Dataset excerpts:
* START *

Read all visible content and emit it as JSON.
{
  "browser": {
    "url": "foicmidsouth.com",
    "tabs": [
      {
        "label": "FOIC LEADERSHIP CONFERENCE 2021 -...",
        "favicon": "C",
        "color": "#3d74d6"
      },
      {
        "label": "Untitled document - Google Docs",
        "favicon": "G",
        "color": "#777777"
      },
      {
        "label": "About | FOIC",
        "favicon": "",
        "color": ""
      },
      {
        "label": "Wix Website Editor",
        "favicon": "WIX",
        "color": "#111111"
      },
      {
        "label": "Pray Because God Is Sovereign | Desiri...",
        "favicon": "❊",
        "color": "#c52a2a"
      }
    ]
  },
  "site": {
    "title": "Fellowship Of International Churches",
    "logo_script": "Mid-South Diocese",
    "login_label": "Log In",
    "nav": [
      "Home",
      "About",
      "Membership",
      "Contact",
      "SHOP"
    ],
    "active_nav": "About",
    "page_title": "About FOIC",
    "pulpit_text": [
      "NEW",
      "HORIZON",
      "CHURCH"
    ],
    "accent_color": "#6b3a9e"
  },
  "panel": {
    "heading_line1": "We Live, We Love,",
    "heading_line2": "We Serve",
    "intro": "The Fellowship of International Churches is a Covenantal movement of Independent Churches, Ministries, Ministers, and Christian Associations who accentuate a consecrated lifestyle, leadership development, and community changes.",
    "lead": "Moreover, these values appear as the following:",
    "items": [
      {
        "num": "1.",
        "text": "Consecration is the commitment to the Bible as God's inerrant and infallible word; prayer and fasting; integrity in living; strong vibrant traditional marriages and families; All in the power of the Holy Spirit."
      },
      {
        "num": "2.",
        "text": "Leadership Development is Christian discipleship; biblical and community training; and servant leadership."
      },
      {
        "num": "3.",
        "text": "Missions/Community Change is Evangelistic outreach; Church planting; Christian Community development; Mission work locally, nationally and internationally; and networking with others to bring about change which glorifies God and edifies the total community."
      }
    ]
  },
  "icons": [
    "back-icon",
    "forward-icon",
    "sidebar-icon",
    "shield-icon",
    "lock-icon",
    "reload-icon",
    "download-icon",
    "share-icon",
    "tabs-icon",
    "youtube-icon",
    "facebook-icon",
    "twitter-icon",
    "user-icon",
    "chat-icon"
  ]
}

* END *

**WORK REQUIRED:**
Reproduce all the records precisely.

**REPLY:**
Read all visible content and emit it as JSON.
{
  "browser": {
    "url": "foicmidsouth.com",
    "tabs": [
      {
        "label": "FOIC LEADERSHIP CONFERENCE 2021 -...",
        "favicon": "C",
        "color": "#3d74d6"
      },
      {
        "label": "Untitled document - Google Docs",
        "favicon": "G",
        "color": "#777777"
      },
      {
        "label": "About | FOIC",
        "favicon": "",
        "color": ""
      },
      {
        "label": "Wix Website Editor",
        "favicon": "WIX",
        "color": "#111111"
      },
      {
        "label": "Pray Because God Is Sovereign | Desiri...",
        "favicon": "❊",
        "color": "#c52a2a"
      }
    ]
  },
  "site": {
    "title": "Fellowship Of International Churches",
    "logo_script": "Mid-South Diocese",
    "login_label": "Log In",
    "nav": [
      "Home",
      "About",
      "Membership",
      "Contact",
      "SHOP"
    ],
    "active_nav": "About",
    "page_title": "About FOIC",
    "pulpit_text": [
      "NEW",
      "HORIZON",
      "CHURCH"
    ],
    "accent_color": "#6b3a9e"
  },
  "panel": {
    "heading_line1": "We Live, We Love,",
    "heading_line2": "We Serve",
    "intro": "The Fellowship of International Churches is a Covenantal movement of Independent Churches, Ministries, Ministers, and Christian Associations who accentuate a consecrated lifestyle, leadership development, and community changes.",
    "lead": "Moreover, these values appear as the following:",
    "items": [
      {
        "num": "1.",
        "text": "Consecration is the commitment to the Bible as God's inerrant and infallible word; prayer and fasting; integrity in living; strong vibrant traditional marriages and families; All in the power of the Holy Spirit."
      },
      {
        "num": "2.",
        "text": "Leadership Development is Christian discipleship; biblical and community training; and servant leadership."
      },
      {
        "num": "3.",
        "text": "Missions/Community Change is Evangelistic outreach; Church planting; Christian Community development; Mission work locally, nationally and internationally; and networking with others to bring about change which glorifies God and edifies the total community."
      }
    ]
  },
  "icons": [
    "back-icon",
    "forward-icon",
    "sidebar-icon",
    "shield-icon",
    "lock-icon",
    "reload-icon",
    "download-icon",
    "share-icon",
    "tabs-icon",
    "youtube-icon",
    "facebook-icon",
    "twitter-icon",
    "user-icon",
    "chat-icon"
  ]
}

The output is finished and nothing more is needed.